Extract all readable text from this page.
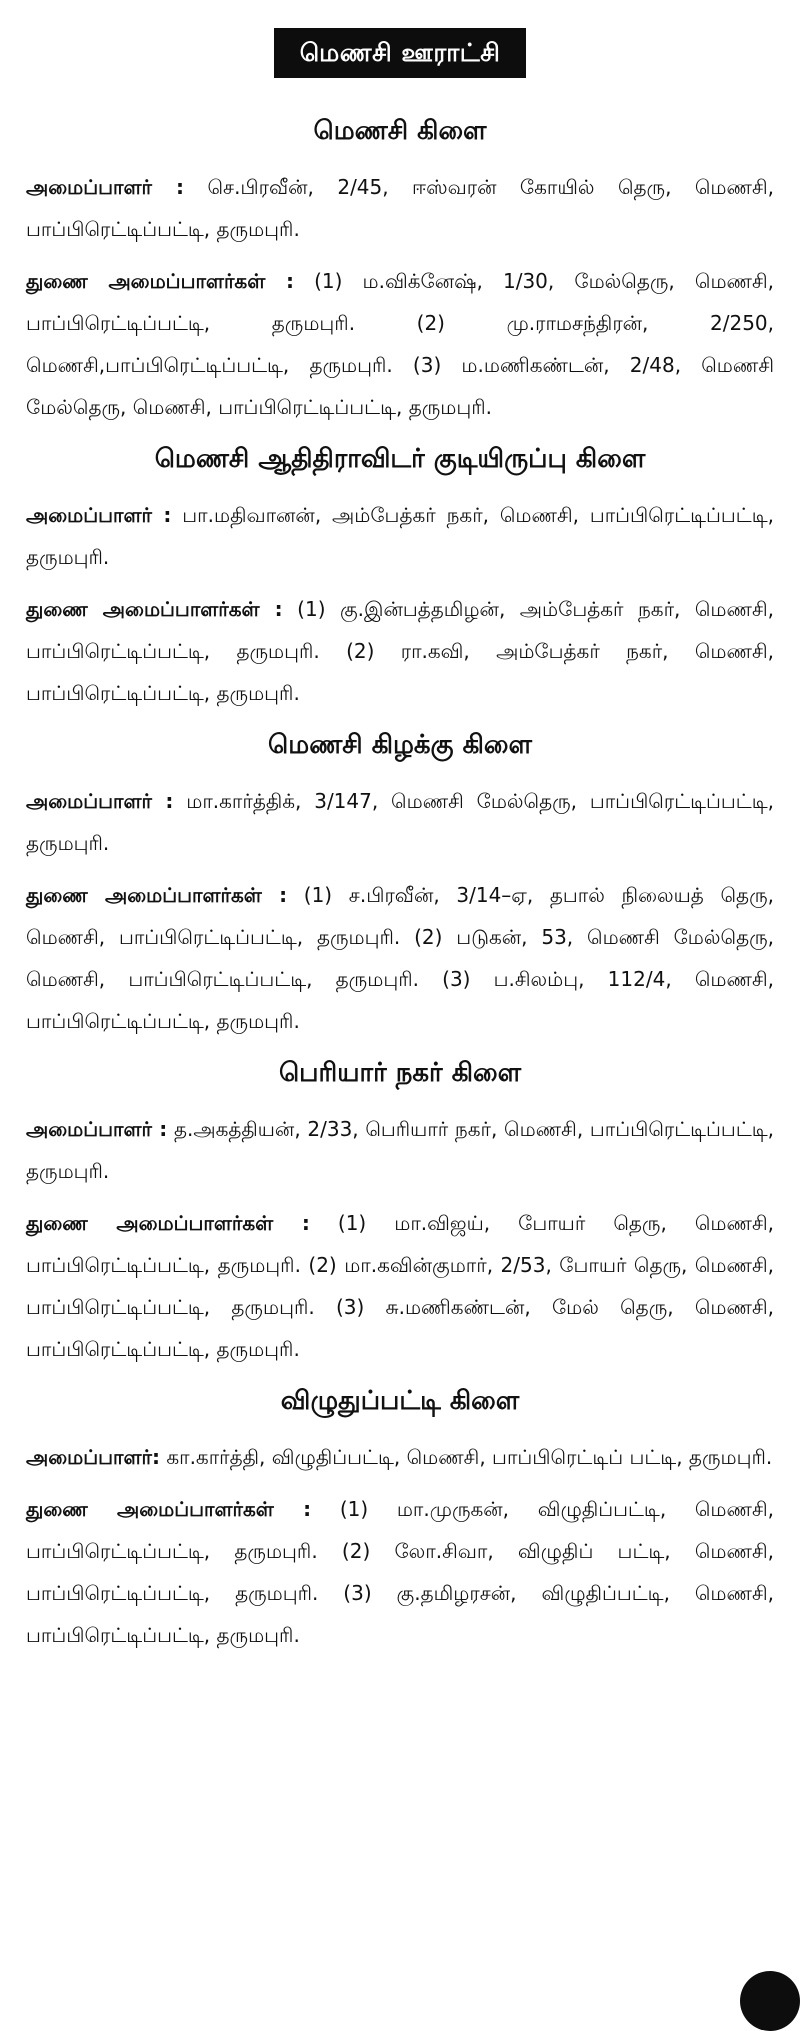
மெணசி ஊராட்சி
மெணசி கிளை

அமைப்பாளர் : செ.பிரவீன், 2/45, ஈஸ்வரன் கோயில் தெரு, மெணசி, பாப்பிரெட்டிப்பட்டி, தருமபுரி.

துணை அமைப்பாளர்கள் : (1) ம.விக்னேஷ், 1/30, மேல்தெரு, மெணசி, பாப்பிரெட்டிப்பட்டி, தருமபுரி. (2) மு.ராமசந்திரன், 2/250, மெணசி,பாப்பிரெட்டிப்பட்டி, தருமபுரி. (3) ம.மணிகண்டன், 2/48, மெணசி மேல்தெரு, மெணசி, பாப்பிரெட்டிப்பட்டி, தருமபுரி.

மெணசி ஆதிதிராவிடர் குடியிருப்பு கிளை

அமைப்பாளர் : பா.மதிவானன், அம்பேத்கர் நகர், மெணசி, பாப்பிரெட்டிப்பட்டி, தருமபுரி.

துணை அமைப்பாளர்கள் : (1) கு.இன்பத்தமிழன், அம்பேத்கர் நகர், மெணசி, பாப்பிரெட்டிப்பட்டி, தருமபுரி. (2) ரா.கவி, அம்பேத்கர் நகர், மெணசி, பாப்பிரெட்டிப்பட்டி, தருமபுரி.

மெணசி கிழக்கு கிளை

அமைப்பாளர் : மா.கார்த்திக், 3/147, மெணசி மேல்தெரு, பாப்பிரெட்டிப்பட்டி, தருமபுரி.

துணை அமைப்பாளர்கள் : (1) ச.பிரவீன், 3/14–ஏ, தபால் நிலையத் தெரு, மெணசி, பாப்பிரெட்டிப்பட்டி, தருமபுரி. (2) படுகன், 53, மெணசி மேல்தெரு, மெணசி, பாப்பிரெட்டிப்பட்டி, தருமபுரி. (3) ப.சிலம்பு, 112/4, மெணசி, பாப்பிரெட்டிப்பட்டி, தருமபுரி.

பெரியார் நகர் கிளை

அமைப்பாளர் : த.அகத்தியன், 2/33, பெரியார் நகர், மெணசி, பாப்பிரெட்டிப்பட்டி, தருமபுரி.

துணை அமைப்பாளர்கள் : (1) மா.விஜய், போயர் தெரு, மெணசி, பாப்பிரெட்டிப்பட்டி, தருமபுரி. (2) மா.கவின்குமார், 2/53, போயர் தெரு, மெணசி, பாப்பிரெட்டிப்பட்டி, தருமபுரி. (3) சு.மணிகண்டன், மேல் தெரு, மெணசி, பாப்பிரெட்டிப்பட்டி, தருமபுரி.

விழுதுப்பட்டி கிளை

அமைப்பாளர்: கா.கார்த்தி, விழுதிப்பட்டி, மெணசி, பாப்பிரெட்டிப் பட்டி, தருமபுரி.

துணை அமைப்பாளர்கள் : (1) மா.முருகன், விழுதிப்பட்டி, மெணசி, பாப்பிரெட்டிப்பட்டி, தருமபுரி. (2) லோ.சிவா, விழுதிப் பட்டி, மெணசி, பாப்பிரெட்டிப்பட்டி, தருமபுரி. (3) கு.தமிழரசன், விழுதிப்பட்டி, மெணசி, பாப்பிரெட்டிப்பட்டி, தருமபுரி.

....

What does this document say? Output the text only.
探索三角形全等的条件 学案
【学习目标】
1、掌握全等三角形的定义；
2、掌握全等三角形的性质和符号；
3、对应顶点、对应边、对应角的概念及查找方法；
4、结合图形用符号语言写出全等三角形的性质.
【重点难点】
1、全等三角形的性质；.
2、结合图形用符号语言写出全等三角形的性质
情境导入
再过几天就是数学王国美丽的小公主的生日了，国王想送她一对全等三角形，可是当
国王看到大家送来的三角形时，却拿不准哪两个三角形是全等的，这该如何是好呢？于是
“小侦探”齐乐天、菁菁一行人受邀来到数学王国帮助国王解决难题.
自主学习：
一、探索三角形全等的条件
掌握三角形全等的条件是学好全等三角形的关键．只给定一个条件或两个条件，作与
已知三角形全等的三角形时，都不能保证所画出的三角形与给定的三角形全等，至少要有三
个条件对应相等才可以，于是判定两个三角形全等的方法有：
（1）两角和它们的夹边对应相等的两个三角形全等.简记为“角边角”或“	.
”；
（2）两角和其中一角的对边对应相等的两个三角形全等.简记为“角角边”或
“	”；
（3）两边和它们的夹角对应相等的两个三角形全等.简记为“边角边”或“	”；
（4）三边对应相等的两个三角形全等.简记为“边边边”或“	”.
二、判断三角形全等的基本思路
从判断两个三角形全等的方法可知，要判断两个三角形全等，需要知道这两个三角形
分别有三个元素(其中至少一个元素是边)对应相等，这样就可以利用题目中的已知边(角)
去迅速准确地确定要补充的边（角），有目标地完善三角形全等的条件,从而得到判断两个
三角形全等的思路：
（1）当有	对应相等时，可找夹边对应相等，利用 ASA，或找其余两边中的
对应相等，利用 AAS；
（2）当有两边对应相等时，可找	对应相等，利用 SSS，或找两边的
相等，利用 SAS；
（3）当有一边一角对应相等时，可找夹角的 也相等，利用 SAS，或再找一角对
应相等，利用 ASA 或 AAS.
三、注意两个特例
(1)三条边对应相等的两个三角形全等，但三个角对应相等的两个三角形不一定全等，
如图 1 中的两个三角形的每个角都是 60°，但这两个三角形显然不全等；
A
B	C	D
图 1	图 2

....

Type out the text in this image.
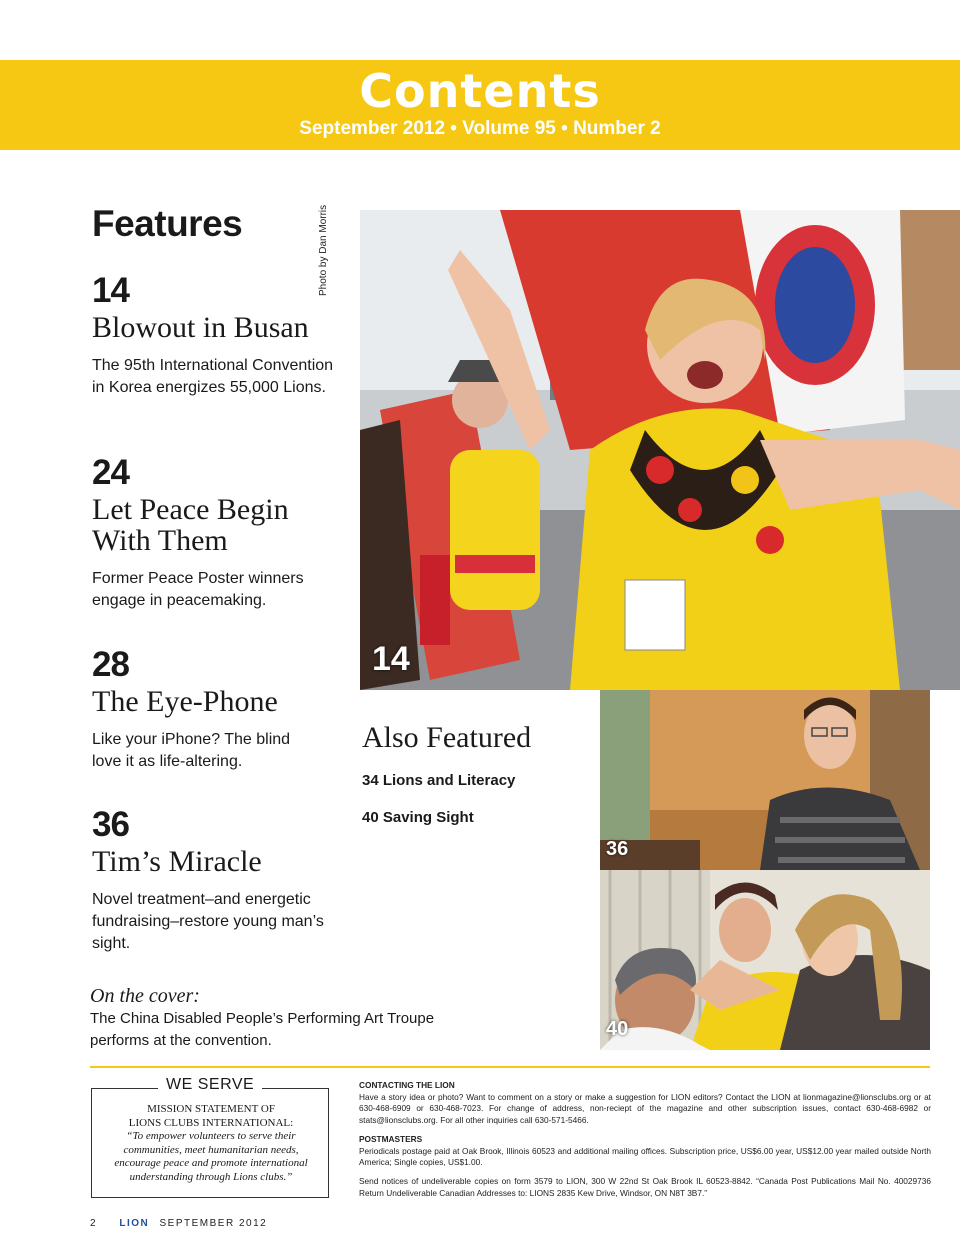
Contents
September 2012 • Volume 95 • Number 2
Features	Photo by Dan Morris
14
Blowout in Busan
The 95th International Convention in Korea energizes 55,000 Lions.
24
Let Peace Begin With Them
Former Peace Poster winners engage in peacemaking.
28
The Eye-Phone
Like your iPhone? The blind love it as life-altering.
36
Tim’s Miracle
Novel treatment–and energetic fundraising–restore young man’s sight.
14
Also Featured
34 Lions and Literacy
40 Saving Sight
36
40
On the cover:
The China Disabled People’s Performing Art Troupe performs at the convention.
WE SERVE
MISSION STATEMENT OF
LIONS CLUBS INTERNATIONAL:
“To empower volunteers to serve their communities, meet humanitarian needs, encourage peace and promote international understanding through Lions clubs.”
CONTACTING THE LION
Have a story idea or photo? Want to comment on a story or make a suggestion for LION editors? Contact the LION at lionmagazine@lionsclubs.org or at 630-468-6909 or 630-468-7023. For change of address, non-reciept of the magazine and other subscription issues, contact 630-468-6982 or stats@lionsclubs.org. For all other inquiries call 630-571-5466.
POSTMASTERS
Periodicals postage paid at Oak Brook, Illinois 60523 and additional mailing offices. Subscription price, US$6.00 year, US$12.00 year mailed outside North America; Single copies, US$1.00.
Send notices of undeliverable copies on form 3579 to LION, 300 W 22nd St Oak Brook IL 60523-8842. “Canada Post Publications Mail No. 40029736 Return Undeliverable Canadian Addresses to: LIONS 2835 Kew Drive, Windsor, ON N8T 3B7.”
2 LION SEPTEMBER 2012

....

> _Short problem_: Collect every line above that contains the word "this".

> _Solution_:
Extract all readable text from this page.
What does this document say? Output the text only.
Type out the text in this image.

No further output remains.